PROBLEM STATEMENT:
Reproduce the records exactly.

Dataset excerpts:
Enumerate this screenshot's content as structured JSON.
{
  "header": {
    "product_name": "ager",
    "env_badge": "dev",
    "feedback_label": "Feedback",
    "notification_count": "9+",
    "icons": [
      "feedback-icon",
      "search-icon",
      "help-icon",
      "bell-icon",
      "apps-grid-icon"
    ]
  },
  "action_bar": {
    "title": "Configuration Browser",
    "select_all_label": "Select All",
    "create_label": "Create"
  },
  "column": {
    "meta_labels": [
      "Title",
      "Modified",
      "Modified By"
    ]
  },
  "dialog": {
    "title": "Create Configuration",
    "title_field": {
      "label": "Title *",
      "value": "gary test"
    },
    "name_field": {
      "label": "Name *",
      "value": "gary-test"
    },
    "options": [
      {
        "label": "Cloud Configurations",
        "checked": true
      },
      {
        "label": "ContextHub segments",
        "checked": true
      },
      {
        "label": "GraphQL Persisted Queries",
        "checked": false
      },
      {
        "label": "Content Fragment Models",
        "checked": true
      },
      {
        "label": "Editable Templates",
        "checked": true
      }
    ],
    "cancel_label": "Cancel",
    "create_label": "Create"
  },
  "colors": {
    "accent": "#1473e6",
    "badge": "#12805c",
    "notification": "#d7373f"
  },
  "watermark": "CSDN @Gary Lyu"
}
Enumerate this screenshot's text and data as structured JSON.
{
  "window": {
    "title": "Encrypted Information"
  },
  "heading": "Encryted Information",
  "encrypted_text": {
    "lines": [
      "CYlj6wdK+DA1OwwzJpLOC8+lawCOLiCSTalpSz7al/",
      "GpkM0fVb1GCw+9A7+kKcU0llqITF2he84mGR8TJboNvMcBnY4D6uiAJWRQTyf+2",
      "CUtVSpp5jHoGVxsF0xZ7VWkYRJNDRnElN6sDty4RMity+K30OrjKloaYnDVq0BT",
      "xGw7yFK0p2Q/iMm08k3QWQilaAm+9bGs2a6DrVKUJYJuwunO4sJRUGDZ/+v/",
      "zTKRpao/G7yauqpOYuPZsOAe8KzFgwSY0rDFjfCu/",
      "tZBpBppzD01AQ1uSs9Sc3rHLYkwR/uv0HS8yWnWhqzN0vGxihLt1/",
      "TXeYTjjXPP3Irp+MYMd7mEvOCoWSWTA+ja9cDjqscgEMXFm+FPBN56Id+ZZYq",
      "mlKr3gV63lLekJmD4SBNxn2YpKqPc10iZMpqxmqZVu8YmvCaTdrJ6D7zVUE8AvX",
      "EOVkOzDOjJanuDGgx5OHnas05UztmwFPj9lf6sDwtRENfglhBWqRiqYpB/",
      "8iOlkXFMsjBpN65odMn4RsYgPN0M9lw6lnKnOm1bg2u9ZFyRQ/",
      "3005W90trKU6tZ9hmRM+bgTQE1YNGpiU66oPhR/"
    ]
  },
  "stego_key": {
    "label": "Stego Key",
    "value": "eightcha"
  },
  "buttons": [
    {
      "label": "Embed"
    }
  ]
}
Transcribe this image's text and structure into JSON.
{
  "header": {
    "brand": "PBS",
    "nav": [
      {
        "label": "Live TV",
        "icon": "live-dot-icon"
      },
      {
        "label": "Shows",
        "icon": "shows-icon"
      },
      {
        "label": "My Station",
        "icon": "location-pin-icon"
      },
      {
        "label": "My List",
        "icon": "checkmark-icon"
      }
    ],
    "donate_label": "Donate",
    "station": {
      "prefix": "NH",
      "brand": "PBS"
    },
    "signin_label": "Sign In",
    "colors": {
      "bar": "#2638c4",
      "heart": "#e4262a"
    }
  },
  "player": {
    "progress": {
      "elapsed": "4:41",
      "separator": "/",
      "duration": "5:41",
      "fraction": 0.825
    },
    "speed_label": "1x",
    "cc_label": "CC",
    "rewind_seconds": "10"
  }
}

EXPECTED ANSWER:
Enumerate this screenshot's content as structured JSON.
{
  "header": {
    "product_name": "ager",
    "env_badge": "dev",
    "feedback_label": "Feedback",
    "notification_count": "9+",
    "icons": [
      "feedback-icon",
      "search-icon",
      "help-icon",
      "bell-icon",
      "apps-grid-icon"
    ]
  },
  "action_bar": {
    "title": "Configuration Browser",
    "select_all_label": "Select All",
    "create_label": "Create"
  },
  "column": {
    "meta_labels": [
      "Title",
      "Modified",
      "Modified By"
    ]
  },
  "dialog": {
    "title": "Create Configuration",
    "title_field": {
      "label": "Title *",
      "value": "gary test"
    },
    "name_field": {
      "label": "Name *",
      "value": "gary-test"
    },
    "options": [
      {
        "label": "Cloud Configurations",
        "checked": true
      },
      {
        "label": "ContextHub segments",
        "checked": true
      },
      {
        "label": "GraphQL Persisted Queries",
        "checked": false
      },
      {
        "label": "Content Fragment Models",
        "checked": true
      },
      {
        "label": "Editable Templates",
        "checked": true
      }
    ],
    "cancel_label": "Cancel",
    "create_label": "Create"
  },
  "colors": {
    "accent": "#1473e6",
    "badge": "#12805c",
    "notification": "#d7373f"
  },
  "watermark": "CSDN @Gary Lyu"
}
Enumerate this screenshot's text and data as structured JSON.
{
  "window": {
    "title": "Encrypted Information"
  },
  "heading": "Encryted Information",
  "encrypted_text": {
    "lines": [
      "CYlj6wdK+DA1OwwzJpLOC8+lawCOLiCSTalpSz7al/",
      "GpkM0fVb1GCw+9A7+kKcU0llqITF2he84mGR8TJboNvMcBnY4D6uiAJWRQTyf+2",
      "CUtVSpp5jHoGVxsF0xZ7VWkYRJNDRnElN6sDty4RMity+K30OrjKloaYnDVq0BT",
      "xGw7yFK0p2Q/iMm08k3QWQilaAm+9bGs2a6DrVKUJYJuwunO4sJRUGDZ/+v/",
      "zTKRpao/G7yauqpOYuPZsOAe8KzFgwSY0rDFjfCu/",
      "tZBpBppzD01AQ1uSs9Sc3rHLYkwR/uv0HS8yWnWhqzN0vGxihLt1/",
      "TXeYTjjXPP3Irp+MYMd7mEvOCoWSWTA+ja9cDjqscgEMXFm+FPBN56Id+ZZYq",
      "mlKr3gV63lLekJmD4SBNxn2YpKqPc10iZMpqxmqZVu8YmvCaTdrJ6D7zVUE8AvX",
      "EOVkOzDOjJanuDGgx5OHnas05UztmwFPj9lf6sDwtRENfglhBWqRiqYpB/",
      "8iOlkXFMsjBpN65odMn4RsYgPN0M9lw6lnKnOm1bg2u9ZFyRQ/",
      "3005W90trKU6tZ9hmRM+bgTQE1YNGpiU66oPhR/"
    ]
  },
  "stego_key": {
    "label": "Stego Key",
    "value": "eightcha"
  },
  "buttons": [
    {
      "label": "Embed"
    }
  ]
}
Transcribe this image's text and structure into JSON.
{
  "header": {
    "brand": "PBS",
    "nav": [
      {
        "label": "Live TV",
        "icon": "live-dot-icon"
      },
      {
        "label": "Shows",
        "icon": "shows-icon"
      },
      {
        "label": "My Station",
        "icon": "location-pin-icon"
      },
      {
        "label": "My List",
        "icon": "checkmark-icon"
      }
    ],
    "donate_label": "Donate",
    "station": {
      "prefix": "NH",
      "brand": "PBS"
    },
    "signin_label": "Sign In",
    "colors": {
      "bar": "#2638c4",
      "heart": "#e4262a"
    }
  },
  "player": {
    "progress": {
      "elapsed": "4:41",
      "separator": "/",
      "duration": "5:41",
      "fraction": 0.825
    },
    "speed_label": "1x",
    "cc_label": "CC",
    "rewind_seconds": "10"
  }
}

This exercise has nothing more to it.